----- PROVIDED ENTRIES -----
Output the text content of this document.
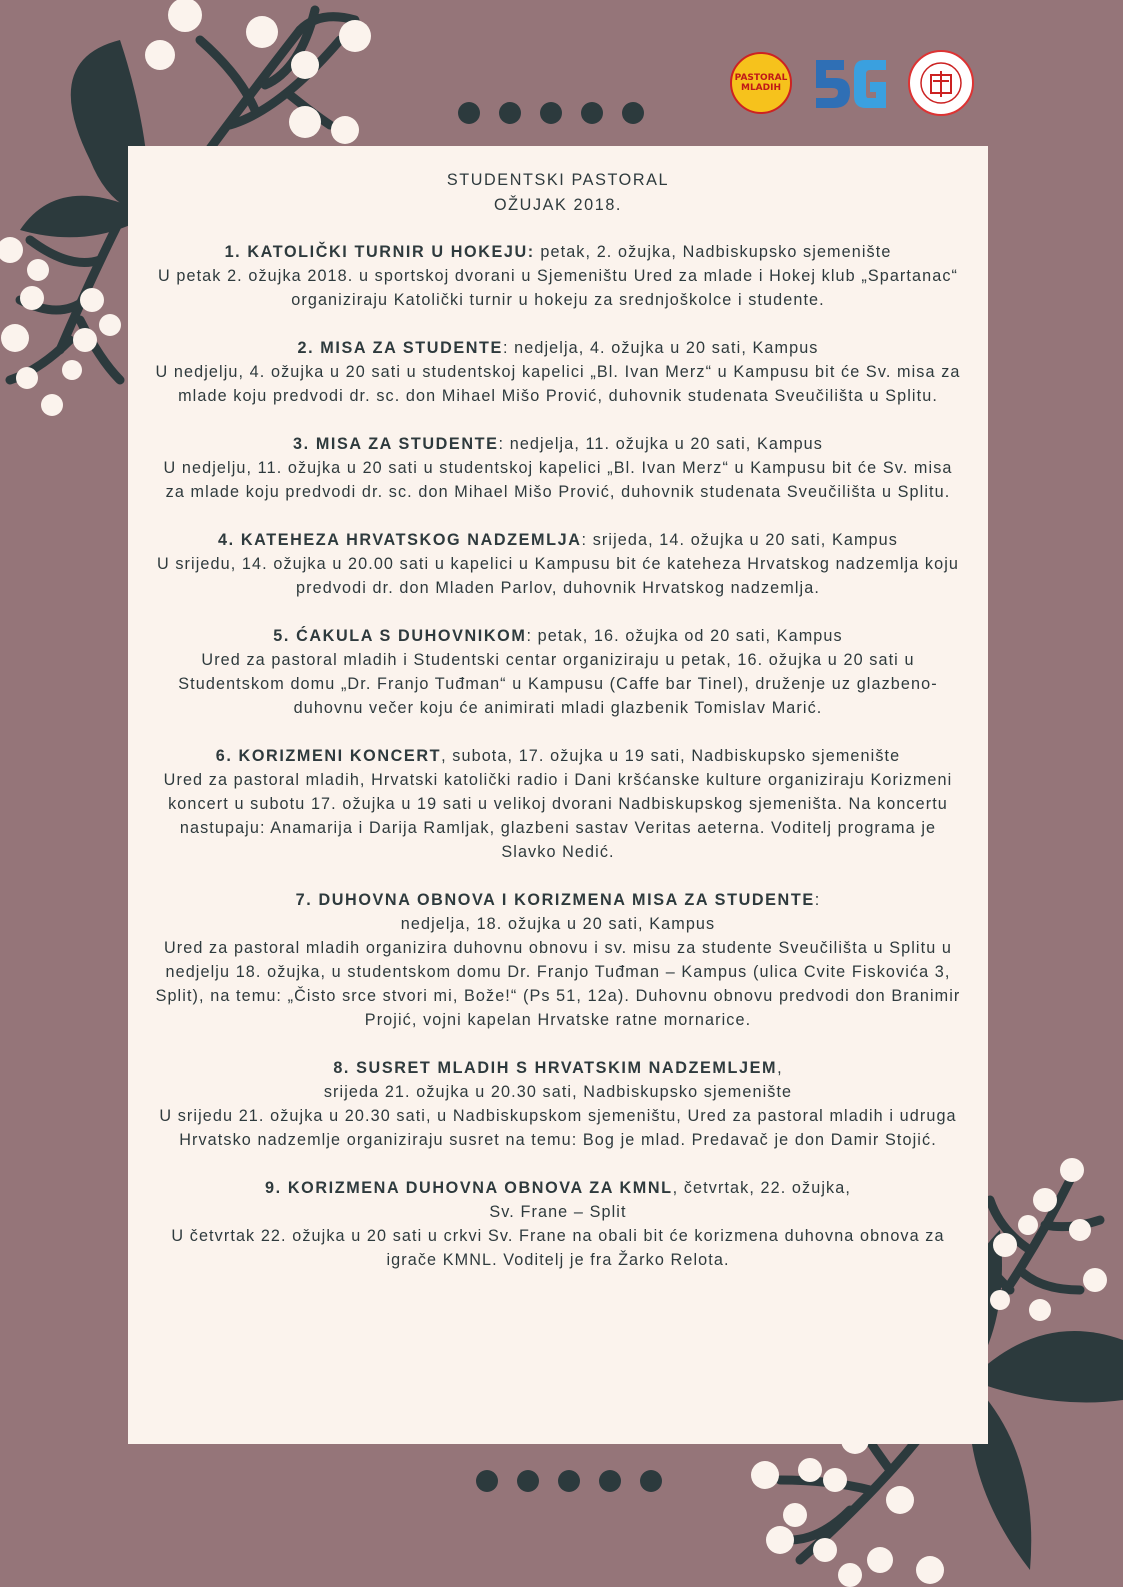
PASTORAL MLADIH
STUDENTSKI PASTORAL
OŽUJAK 2018.

1. KATOLIČKI TURNIR U HOKEJU: petak, 2. ožujka, Nadbiskupsko sjemenište

U petak 2. ožujka 2018. u sportskoj dvorani u Sjemeništu Ured za mlade i Hokej klub „Spartanac“ organiziraju Katolički turnir u hokeju za srednjoškolce i studente.

2. MISA ZA STUDENTE: nedjelja, 4. ožujka u 20 sati, Kampus

U nedjelju, 4. ožujka u 20 sati u studentskoj kapelici „Bl. Ivan Merz“ u Kampusu bit će Sv. misa za mlade koju predvodi dr. sc. don Mihael Mišo Prović, duhovnik studenata Sveučilišta u Splitu.

3. MISA ZA STUDENTE: nedjelja, 11. ožujka u 20 sati, Kampus

U nedjelju, 11. ožujka u 20 sati u studentskoj kapelici „Bl. Ivan Merz“ u Kampusu bit će Sv. misa za mlade koju predvodi dr. sc. don Mihael Mišo Prović, duhovnik studenata Sveučilišta u Splitu.

4. KATEHEZA HRVATSKOG NADZEMLJA: srijeda, 14. ožujka u 20 sati, Kampus

U srijedu, 14. ožujka u 20.00 sati u kapelici u Kampusu bit će kateheza Hrvatskog nadzemlja koju predvodi dr. don Mladen Parlov, duhovnik Hrvatskog nadzemlja.

5. ĆAKULA S DUHOVNIKOM: petak, 16. ožujka od 20 sati, Kampus

Ured za pastoral mladih i Studentski centar organiziraju u petak, 16. ožujka u 20 sati u Studentskom domu „Dr. Franjo Tuđman“ u Kampusu (Caffe bar Tinel), druženje uz glazbeno-duhovnu večer koju će animirati mladi glazbenik Tomislav Marić.

6. KORIZMENI KONCERT, subota, 17. ožujka u 19 sati, Nadbiskupsko sjemenište

Ured za pastoral mladih, Hrvatski katolički radio i Dani kršćanske kulture organiziraju Korizmeni koncert u subotu 17. ožujka u 19 sati u velikoj dvorani Nadbiskupskog sjemeništa. Na koncertu nastupaju: Anamarija i Darija Ramljak, glazbeni sastav Veritas aeterna. Voditelj programa je Slavko Nedić.

7. DUHOVNA OBNOVA I KORIZMENA MISA ZA STUDENTE:

nedjelja, 18. ožujka u 20 sati, Kampus

Ured za pastoral mladih organizira duhovnu obnovu i sv. misu za studente Sveučilišta u Splitu u nedjelju 18. ožujka, u studentskom domu Dr. Franjo Tuđman – Kampus (ulica Cvite Fiskovića 3, Split), na temu: „Čisto srce stvori mi, Bože!“ (Ps 51, 12a). Duhovnu obnovu predvodi don Branimir Projić, vojni kapelan Hrvatske ratne mornarice.

8. SUSRET MLADIH S HRVATSKIM NADZEMLJEM,

srijeda 21. ožujka u 20.30 sati, Nadbiskupsko sjemenište

U srijedu 21. ožujka u 20.30 sati, u Nadbiskupskom sjemeništu, Ured za pastoral mladih i udruga Hrvatsko nadzemlje organiziraju susret na temu: Bog je mlad. Predavač je don Damir Stojić.

9. KORIZMENA DUHOVNA OBNOVA ZA KMNL, četvrtak, 22. ožujka,

Sv. Frane – Split

U četvrtak 22. ožujka u 20 sati u crkvi Sv. Frane na obali bit će korizmena duhovna obnova za igrače KMNL. Voditelj je fra Žarko Relota.
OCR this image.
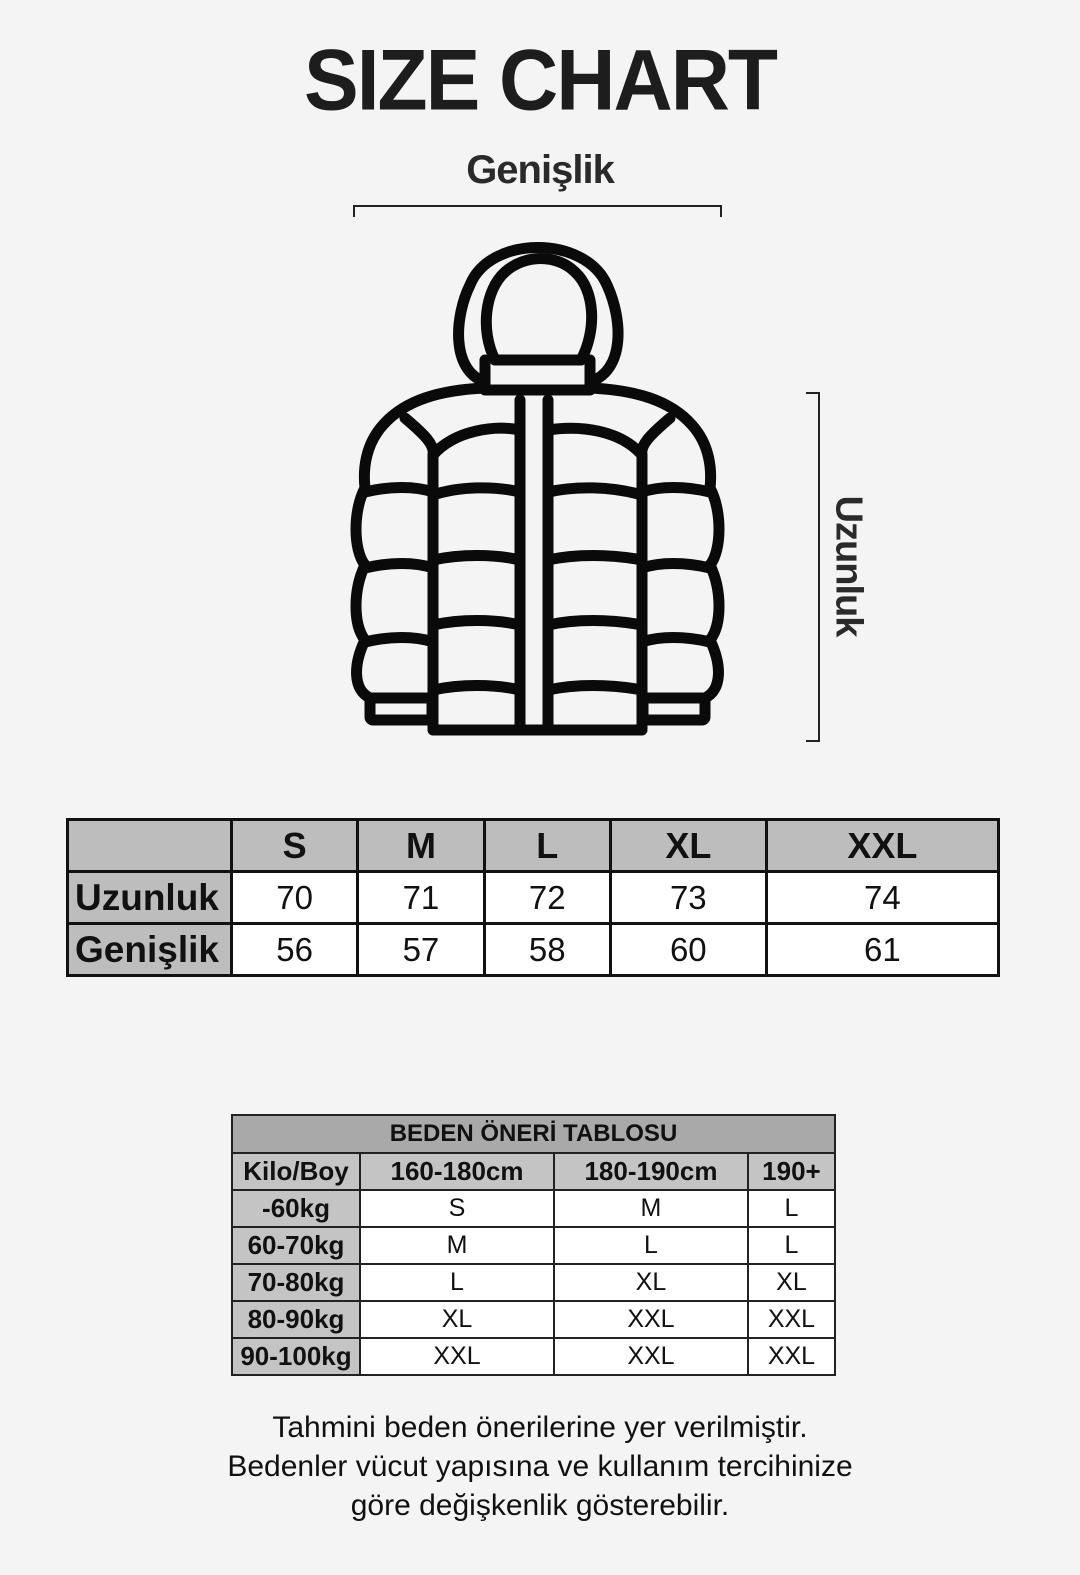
SIZE CHART
Genişlik
Uzunluk
	S	M	L	XL	XXL
Uzunluk	70	71	72	73	74
Genişlik	56	57	58	60	61
BEDEN ÖNERİ TABLOSU			
Kilo/Boy	160-180cm	180-190cm	190+
-60kg	S	M	L
60-70kg	M	L	L
70-80kg	L	XL	XL
80-90kg	XL	XXL	XXL
90-100kg	XXL	XXL	XXL
Tahmini beden önerilerine yer verilmiştir.
Bedenler vücut yapısına ve kullanım tercihinize
göre değişkenlik gösterebilir.
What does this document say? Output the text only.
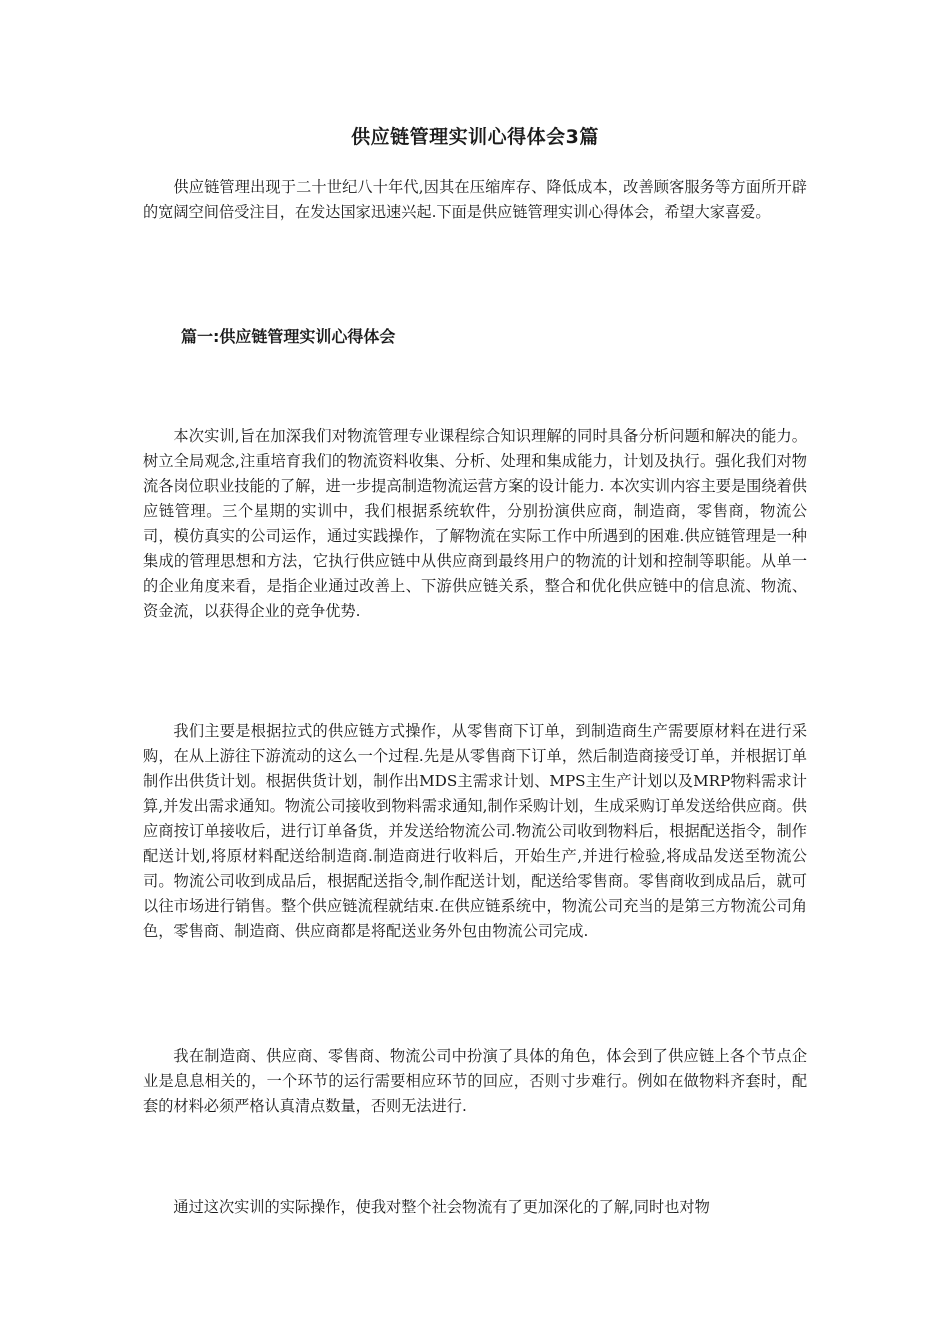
供应链管理实训心得体会3篇

供应链管理出现于二十世纪八十年代,因其在压缩库存、降低成本，改善顾客服务等方面所开辟的宽阔空间倍受注目，在发达国家迅速兴起.下面是供应链管理实训心得体会，希望大家喜爱。

篇一:供应链管理实训心得体会

本次实训,旨在加深我们对物流管理专业课程综合知识理解的同时具备分析问题和解决的能力。树立全局观念,注重培育我们的物流资料收集、分析、处理和集成能力，计划及执行。强化我们对物流各岗位职业技能的了解，进一步提高制造物流运营方案的设计能力. 本次实训内容主要是围绕着供应链管理。三个星期的实训中，我们根据系统软件，分别扮演供应商，制造商，零售商，物流公司，模仿真实的公司运作，通过实践操作，了解物流在实际工作中所遇到的困难.供应链管理是一种集成的管理思想和方法，它执行供应链中从供应商到最终用户的物流的计划和控制等职能。从单一的企业角度来看，是指企业通过改善上、下游供应链关系，整合和优化供应链中的信息流、物流、资金流，以获得企业的竞争优势.

我们主要是根据拉式的供应链方式操作，从零售商下订单，到制造商生产需要原材料在进行采购，在从上游往下游流动的这么一个过程.先是从零售商下订单，然后制造商接受订单，并根据订单制作出供货计划。根据供货计划，制作出MDS主需求计划、MPS主生产计划以及MRP物料需求计算,并发出需求通知。物流公司接收到物料需求通知,制作采购计划，生成采购订单发送给供应商。供应商按订单接收后，进行订单备货，并发送给物流公司.物流公司收到物料后，根据配送指令，制作配送计划,将原材料配送给制造商.制造商进行收料后，开始生产,并进行检验,将成品发送至物流公司。物流公司收到成品后，根据配送指令,制作配送计划，配送给零售商。零售商收到成品后，就可以往市场进行销售。整个供应链流程就结束.在供应链系统中，物流公司充当的是第三方物流公司角色，零售商、制造商、供应商都是将配送业务外包由物流公司完成.

我在制造商、供应商、零售商、物流公司中扮演了具体的角色，体会到了供应链上各个节点企业是息息相关的，一个环节的运行需要相应环节的回应，否则寸步难行。例如在做物料齐套时，配套的材料必须严格认真清点数量，否则无法进行.

通过这次实训的实际操作，使我对整个社会物流有了更加深化的了解,同时也对物
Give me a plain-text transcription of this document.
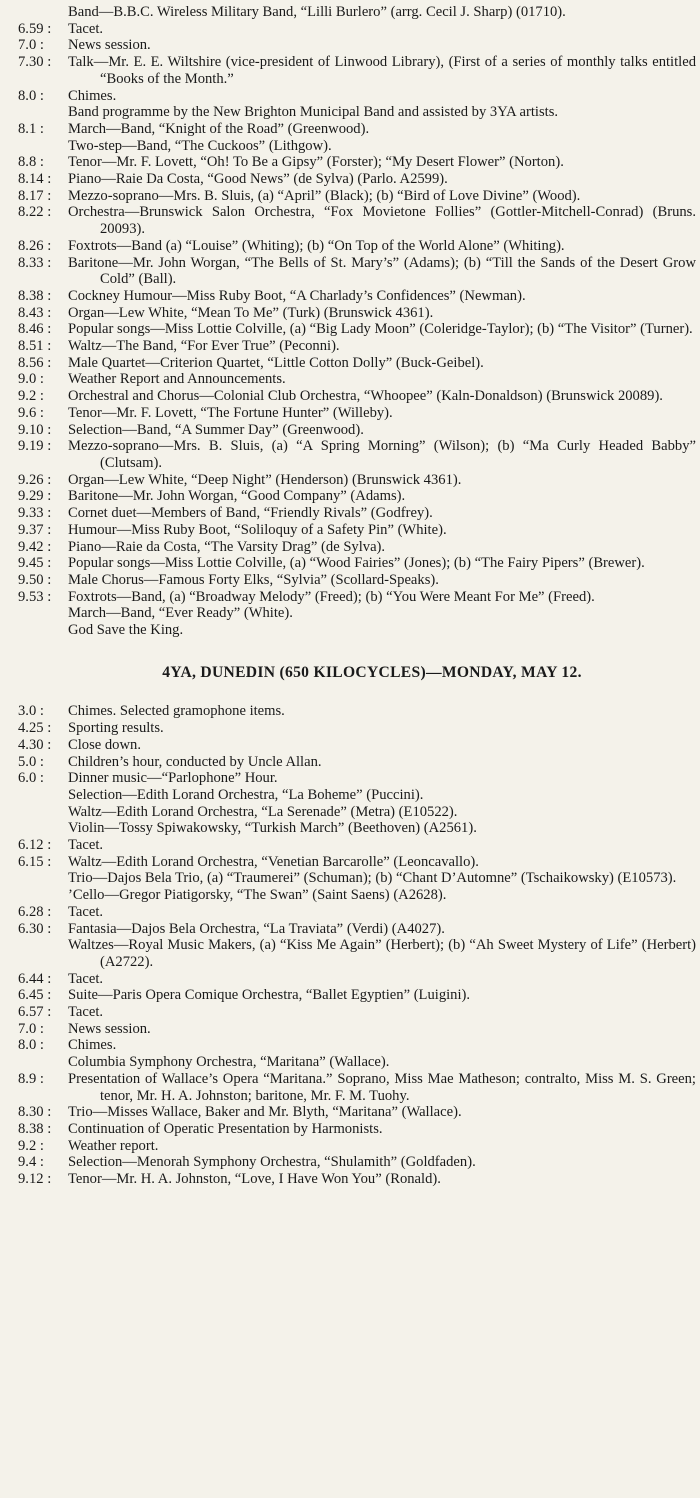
Band—B.B.C. Wireless Military Band, “Lilli Burlero” (arrg. Cecil J. Sharp) (01710).
6.59 :	Tacet.
7.0 :	News session.
7.30 :	Talk—Mr. E. E. Wiltshire (vice-president of Linwood Library), (First of a series of monthly talks entitled “Books of the Month.”
8.0 :	Chimes.
Band programme by the New Brighton Municipal Band and assisted by 3YA artists.
8.1 :	March—Band, “Knight of the Road” (Greenwood).
Two-step—Band, “The Cuckoos” (Lithgow).
8.8 :	Tenor—Mr. F. Lovett, “Oh! To Be a Gipsy” (Forster); “My Desert Flower” (Norton).
8.14 :	Piano—Raie Da Costa, “Good News” (de Sylva) (Parlo. A2599).
8.17 :	Mezzo-soprano—Mrs. B. Sluis, (a) “April” (Black); (b) “Bird of Love Divine” (Wood).
8.22 :	Orchestra—Brunswick Salon Orchestra, “Fox Movietone Follies” (Gottler-Mitchell-Conrad) (Bruns. 20093).
8.26 :	Foxtrots—Band (a) “Louise” (Whiting); (b) “On Top of the World Alone” (Whiting).
8.33 :	Baritone—Mr. John Worgan, “The Bells of St. Mary’s” (Adams); (b) “Till the Sands of the Desert Grow Cold” (Ball).
8.38 :	Cockney Humour—Miss Ruby Boot, “A Charlady’s Confidences” (Newman).
8.43 :	Organ—Lew White, “Mean To Me” (Turk) (Brunswick 4361).
8.46 :	Popular songs—Miss Lottie Colville, (a) “Big Lady Moon” (Coleridge-Taylor); (b) “The Visitor” (Turner).
8.51 :	Waltz—The Band, “For Ever True” (Peconni).
8.56 :	Male Quartet—Criterion Quartet, “Little Cotton Dolly” (Buck-Geibel).
9.0 :	Weather Report and Announcements.
9.2 :	Orchestral and Chorus—Colonial Club Orchestra, “Whoopee” (Kaln-Donaldson) (Brunswick 20089).
9.6 :	Tenor—Mr. F. Lovett, “The Fortune Hunter” (Willeby).
9.10 :	Selection—Band, “A Summer Day” (Greenwood).
9.19 :	Mezzo-soprano—Mrs. B. Sluis, (a) “A Spring Morning” (Wilson); (b) “Ma Curly Headed Babby” (Clutsam).
9.26 :	Organ—Lew White, “Deep Night” (Henderson) (Brunswick 4361).
9.29 :	Baritone—Mr. John Worgan, “Good Company” (Adams).
9.33 :	Cornet duet—Members of Band, “Friendly Rivals” (Godfrey).
9.37 :	Humour—Miss Ruby Boot, “Soliloquy of a Safety Pin” (White).
9.42 :	Piano—Raie da Costa, “The Varsity Drag” (de Sylva).
9.45 :	Popular songs—Miss Lottie Colville, (a) “Wood Fairies” (Jones); (b) “The Fairy Pipers” (Brewer).
9.50 :	Male Chorus—Famous Forty Elks, “Sylvia” (Scollard-Speaks).
9.53 :	Foxtrots—Band, (a) “Broadway Melody” (Freed); (b) “You Were Meant For Me” (Freed).
March—Band, “Ever Ready” (White).
God Save the King.
4YA, DUNEDIN (650 KILOCYCLES)—MONDAY, MAY 12.
3.0 :	Chimes. Selected gramophone items.
4.25 :	Sporting results.
4.30 :	Close down.
5.0 :	Children’s hour, conducted by Uncle Allan.
6.0 :	Dinner music—“Parlophone” Hour.
Selection—Edith Lorand Orchestra, “La Boheme” (Puccini).
Waltz—Edith Lorand Orchestra, “La Serenade” (Metra) (E10522).
Violin—Tossy Spiwakowsky, “Turkish March” (Beethoven) (A2561).
6.12 :	Tacet.
6.15 :	Waltz—Edith Lorand Orchestra, “Venetian Barcarolle” (Leoncavallo).
Trio—Dajos Bela Trio, (a) “Traumerei” (Schuman); (b) “Chant D’Automne” (Tschaikowsky) (E10573).
’Cello—Gregor Piatigorsky, “The Swan” (Saint Saens) (A2628).
6.28 :	Tacet.
6.30 :	Fantasia—Dajos Bela Orchestra, “La Traviata” (Verdi) (A4027).
Waltzes—Royal Music Makers, (a) “Kiss Me Again” (Herbert); (b) “Ah Sweet Mystery of Life” (Herbert) (A2722).
6.44 :	Tacet.
6.45 :	Suite—Paris Opera Comique Orchestra, “Ballet Egyptien” (Luigini).
6.57 :	Tacet.
7.0 :	News session.
8.0 :	Chimes.
Columbia Symphony Orchestra, “Maritana” (Wallace).
8.9 :	Presentation of Wallace’s Opera “Maritana.” Soprano, Miss Mae Matheson; contralto, Miss M. S. Green; tenor, Mr. H. A. Johnston; baritone, Mr. F. M. Tuohy.
8.30 :	Trio—Misses Wallace, Baker and Mr. Blyth, “Maritana” (Wallace).
8.38 :	Continuation of Operatic Presentation by Harmonists.
9.2 :	Weather report.
9.4 :	Selection—Menorah Symphony Orchestra, “Shulamith” (Goldfaden).
9.12 :	Tenor—Mr. H. A. Johnston, “Love, I Have Won You” (Ronald).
-----
→ **EXERCISE**
Report how many lines of the entries hold the word "kapelici". Nothing else is needed.

→ **ANSWER TO THIS TASK**
3